▶ **WHAT THE TASK REQUIRES**: Repeat every line of the data exactly, but not the pictures.

________________________

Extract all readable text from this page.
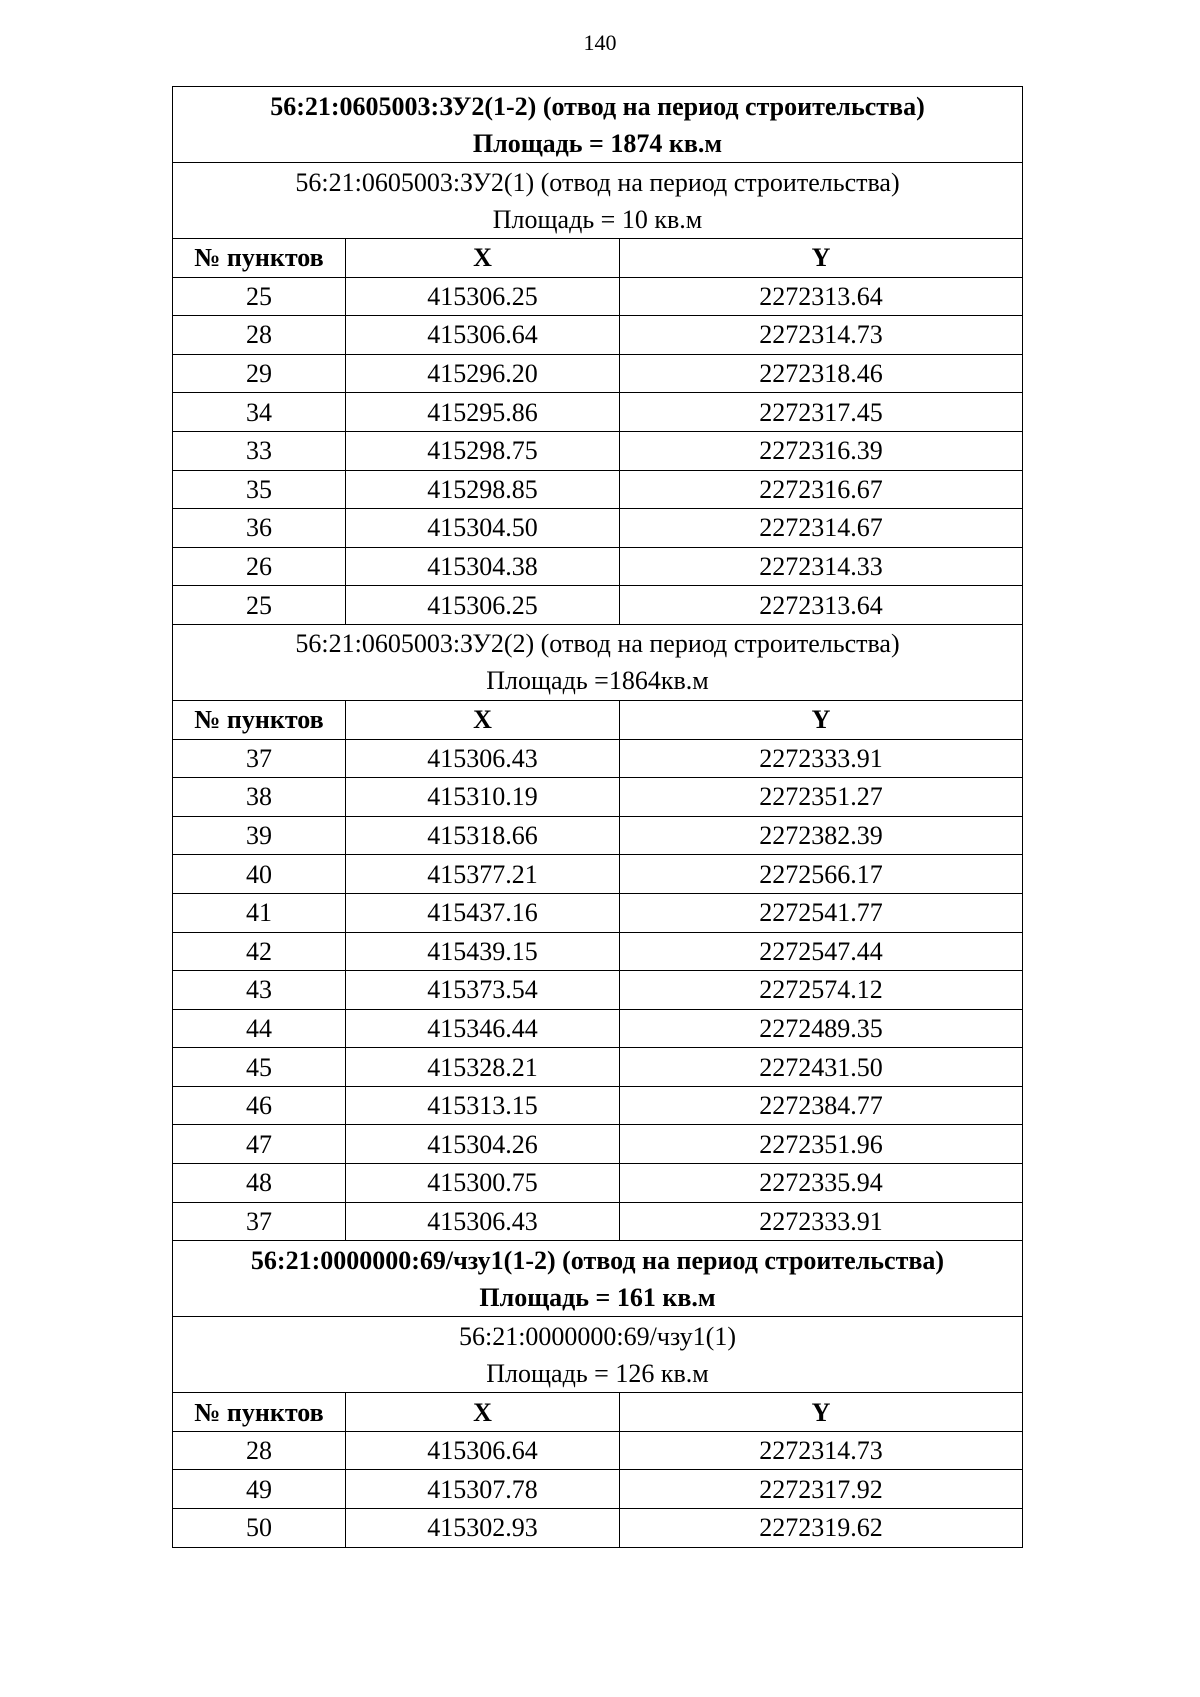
140
56:21:0605003:ЗУ2(1-2) (отвод на период строительства)
Площадь = 1874 кв.м		

56:21:0605003:ЗУ2(1) (отвод на период строительства)
Площадь = 10 кв.м		

№ пунктов	X	Y
25	415306.25	2272313.64
28	415306.64	2272314.73
29	415296.20	2272318.46
34	415295.86	2272317.45
33	415298.75	2272316.39
35	415298.85	2272316.67
36	415304.50	2272314.67
26	415304.38	2272314.33
25	415306.25	2272313.64

56:21:0605003:ЗУ2(2) (отвод на период строительства)
Площадь =1864кв.м		

№ пунктов	X	Y
37	415306.43	2272333.91
38	415310.19	2272351.27
39	415318.66	2272382.39
40	415377.21	2272566.17
41	415437.16	2272541.77
42	415439.15	2272547.44
43	415373.54	2272574.12
44	415346.44	2272489.35
45	415328.21	2272431.50
46	415313.15	2272384.77
47	415304.26	2272351.96
48	415300.75	2272335.94
37	415306.43	2272333.91

56:21:0000000:69/чзу1(1-2) (отвод на период строительства)
Площадь = 161 кв.м		

56:21:0000000:69/чзу1(1)
Площадь = 126 кв.м		

№ пунктов	X	Y
28	415306.64	2272314.73
49	415307.78	2272317.92
50	415302.93	2272319.62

________________________

▶ **THE RESPONSE**:
Extract all readable text from this page.
140
56:21:0605003:ЗУ2(1-2) (отвод на период строительства)
Площадь = 1874 кв.м		

56:21:0605003:ЗУ2(1) (отвод на период строительства)
Площадь = 10 кв.м		

№ пунктов	X	Y
25	415306.25	2272313.64
28	415306.64	2272314.73
29	415296.20	2272318.46
34	415295.86	2272317.45
33	415298.75	2272316.39
35	415298.85	2272316.67
36	415304.50	2272314.67
26	415304.38	2272314.33
25	415306.25	2272313.64

56:21:0605003:ЗУ2(2) (отвод на период строительства)
Площадь =1864кв.м		

№ пунктов	X	Y
37	415306.43	2272333.91
38	415310.19	2272351.27
39	415318.66	2272382.39
40	415377.21	2272566.17
41	415437.16	2272541.77
42	415439.15	2272547.44
43	415373.54	2272574.12
44	415346.44	2272489.35
45	415328.21	2272431.50
46	415313.15	2272384.77
47	415304.26	2272351.96
48	415300.75	2272335.94
37	415306.43	2272333.91

56:21:0000000:69/чзу1(1-2) (отвод на период строительства)
Площадь = 161 кв.м		

56:21:0000000:69/чзу1(1)
Площадь = 126 кв.м		

№ пунктов	X	Y
28	415306.64	2272314.73
49	415307.78	2272317.92
50	415302.93	2272319.62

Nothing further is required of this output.